Problem set
1 > In the St Adalbert church description below, list every person named in the paragraph beginning "Under the church".
2 > Using the St Adalbert church description below, decide whether each statement agrees with it, answering yes or no and quoting the deciding words: (a) The oldest mention of the church dates from 1244. (b) Maciej Mydelnik founded the chapel on the southern side of the chancel. (c) The Baroque bell tower was built in the 1480s.

# Text shown start

Parish church of St Adalbert


church Poznań

Address
Poznań, Wzgórze św. Wojciecha 1

Location
woj. wielkopolskie, pow. Poznań, gm. Poznań

A Gothic church, one of the oldest in Poznań, covered with an impressive stellar vault, with lavish painted decorations in the interior (early 20th century) and preserved valuable décor and fittings from 15th-20th century.

Under the church, there is a Crypt of Eminent Greater Poland Citizens, where ashes of many outstanding persons are buried, among others Józef Wybicki, Heliodor Święcicki, Feliks Nowowiejski, as well as the heart of General Jan Henryk Dąbrowski. In the southern nave of the church, there is a sarcophagus of Karol Marcinkowski.

History

The exact date of construction of the church is not known. Specialists indicate very diverse dates. It is assumed that it could came into being in early 11th, 12th, or in the 1st quarter of the 13th century. The oldest mention originates from 1244 and is associated with the establishment of the parish for the settlement located there, outside city walls.

In the beginning of the 15th century, sources mention patron saints of the church - St Adalbert and George. The then church had a single-nave body, to which the northern nave was added, and then the chancel and the main nave were covered with a vault. In the 1480s, a tower in the south-western corner was erected, and some time thereafter - a sacristy on the northern side of the chancel. In the 16th century, a southern nave was added to the body, and the eastern façade was covered with a gable. On the turn of the 16th and the 17th century, the chancel, and the main and northern nave were extended upwards, and then covered with a vault once again. In the beginning of the 17th century, the western façade of the church was topped with a gable, and on its south-western side, a Baroque bell tower was built. In the years 1620-1634, on the southern side of the chancel, a chapel was added. Its founder was Maciej Mydelnik. In the first two decades of the 19th century, along the extension of the main nave of the chancel, a new sacristy was built. In the beginning of the 1880s, a new pulpit was installed, then stairs leading to the music gallery, and ten years later, a neo-Gothic main altar. In the 19th century, the church underwent numerous renovations, among others in the years 1832-1833 and 1894-1895.

# Text shown end
# Dataset records start

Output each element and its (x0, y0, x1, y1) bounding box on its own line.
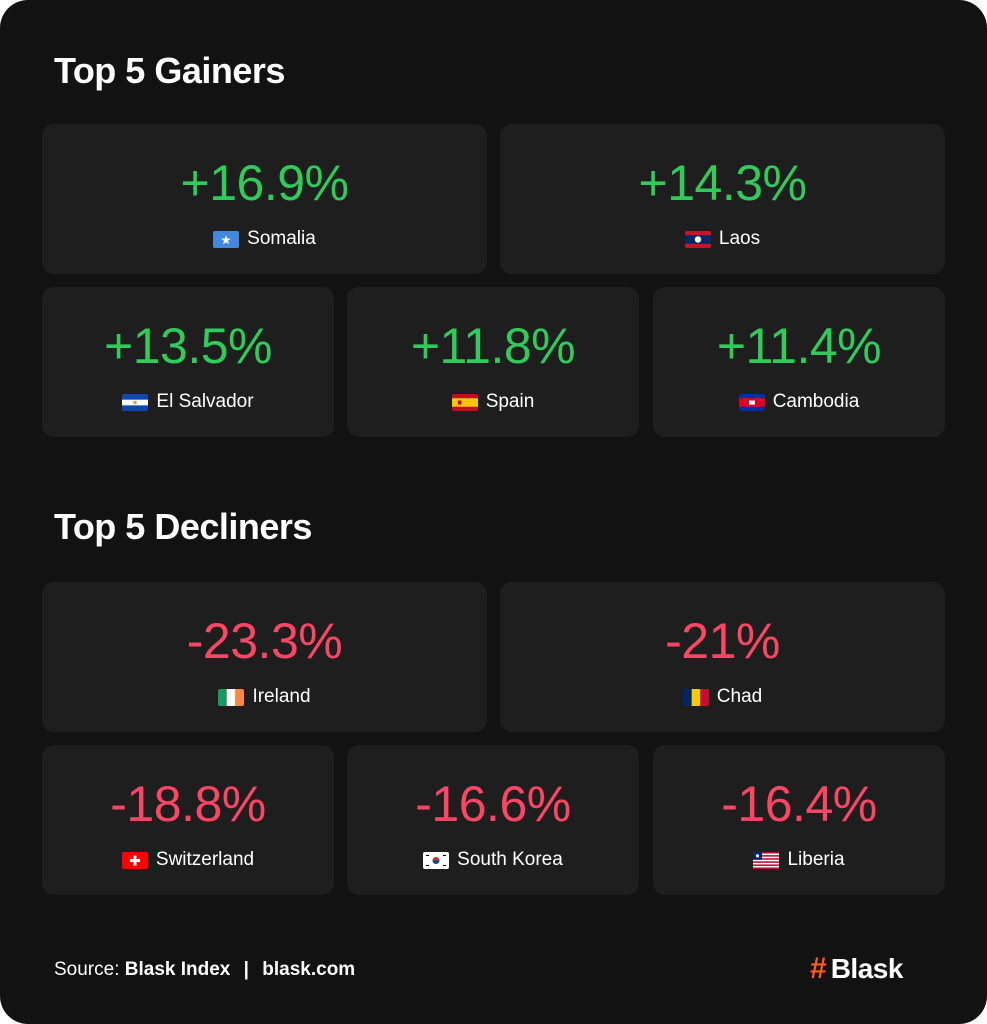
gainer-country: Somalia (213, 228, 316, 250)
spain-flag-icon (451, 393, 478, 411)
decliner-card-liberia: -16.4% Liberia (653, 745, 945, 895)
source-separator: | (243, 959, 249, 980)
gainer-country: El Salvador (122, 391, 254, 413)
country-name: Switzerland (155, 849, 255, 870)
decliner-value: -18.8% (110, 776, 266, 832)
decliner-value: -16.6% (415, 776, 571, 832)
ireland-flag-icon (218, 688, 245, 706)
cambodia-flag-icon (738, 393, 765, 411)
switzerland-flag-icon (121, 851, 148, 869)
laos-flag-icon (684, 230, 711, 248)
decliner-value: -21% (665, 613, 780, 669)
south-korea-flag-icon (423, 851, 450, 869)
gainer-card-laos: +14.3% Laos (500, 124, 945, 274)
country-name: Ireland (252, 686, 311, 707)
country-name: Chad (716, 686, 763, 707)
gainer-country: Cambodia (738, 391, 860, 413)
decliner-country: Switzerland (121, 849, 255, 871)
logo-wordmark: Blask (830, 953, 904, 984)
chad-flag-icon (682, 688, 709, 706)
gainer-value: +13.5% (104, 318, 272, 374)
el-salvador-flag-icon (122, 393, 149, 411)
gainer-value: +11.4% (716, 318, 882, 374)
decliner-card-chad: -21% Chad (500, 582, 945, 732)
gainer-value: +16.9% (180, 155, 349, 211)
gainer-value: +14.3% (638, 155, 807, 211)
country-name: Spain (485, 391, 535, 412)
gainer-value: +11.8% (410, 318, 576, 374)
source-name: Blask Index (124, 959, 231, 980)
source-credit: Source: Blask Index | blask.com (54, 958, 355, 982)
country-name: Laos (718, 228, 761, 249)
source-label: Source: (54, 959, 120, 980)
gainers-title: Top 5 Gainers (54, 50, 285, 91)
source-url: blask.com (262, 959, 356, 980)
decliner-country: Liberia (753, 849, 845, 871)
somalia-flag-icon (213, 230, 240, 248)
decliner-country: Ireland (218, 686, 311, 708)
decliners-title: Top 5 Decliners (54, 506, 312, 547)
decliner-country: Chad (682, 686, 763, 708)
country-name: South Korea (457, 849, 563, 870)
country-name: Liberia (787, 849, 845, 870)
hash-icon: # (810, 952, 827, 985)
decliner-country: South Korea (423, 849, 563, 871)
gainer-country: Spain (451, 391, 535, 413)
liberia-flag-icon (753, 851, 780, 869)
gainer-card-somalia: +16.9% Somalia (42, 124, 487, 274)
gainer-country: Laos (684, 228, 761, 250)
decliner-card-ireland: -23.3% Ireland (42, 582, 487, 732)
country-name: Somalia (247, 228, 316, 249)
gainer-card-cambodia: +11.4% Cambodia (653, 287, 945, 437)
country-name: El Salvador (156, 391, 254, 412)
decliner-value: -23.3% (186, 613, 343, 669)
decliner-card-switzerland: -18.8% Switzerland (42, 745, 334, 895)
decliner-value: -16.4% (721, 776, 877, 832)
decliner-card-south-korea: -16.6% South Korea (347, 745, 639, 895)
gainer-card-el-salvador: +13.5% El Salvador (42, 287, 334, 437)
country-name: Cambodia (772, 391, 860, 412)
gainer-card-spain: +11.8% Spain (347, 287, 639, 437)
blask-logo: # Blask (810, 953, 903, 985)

# Dataset records end

The answers
1 >
- Józef Wybicki
- Heliodor Święcicki
- Feliks Nowowiejski
- General Jan Henryk Dąbrowski
- Karol Marcinkowski

2 >
(a) Yes: "The oldest mention originates from 1244"
(b) Yes: "Its founder was Maciej Mydelnik."
(c) No: "In the beginning of the 17th century, the western façade of the church was topped with a gable, and on its south-western side, a Baroque bell tower was built."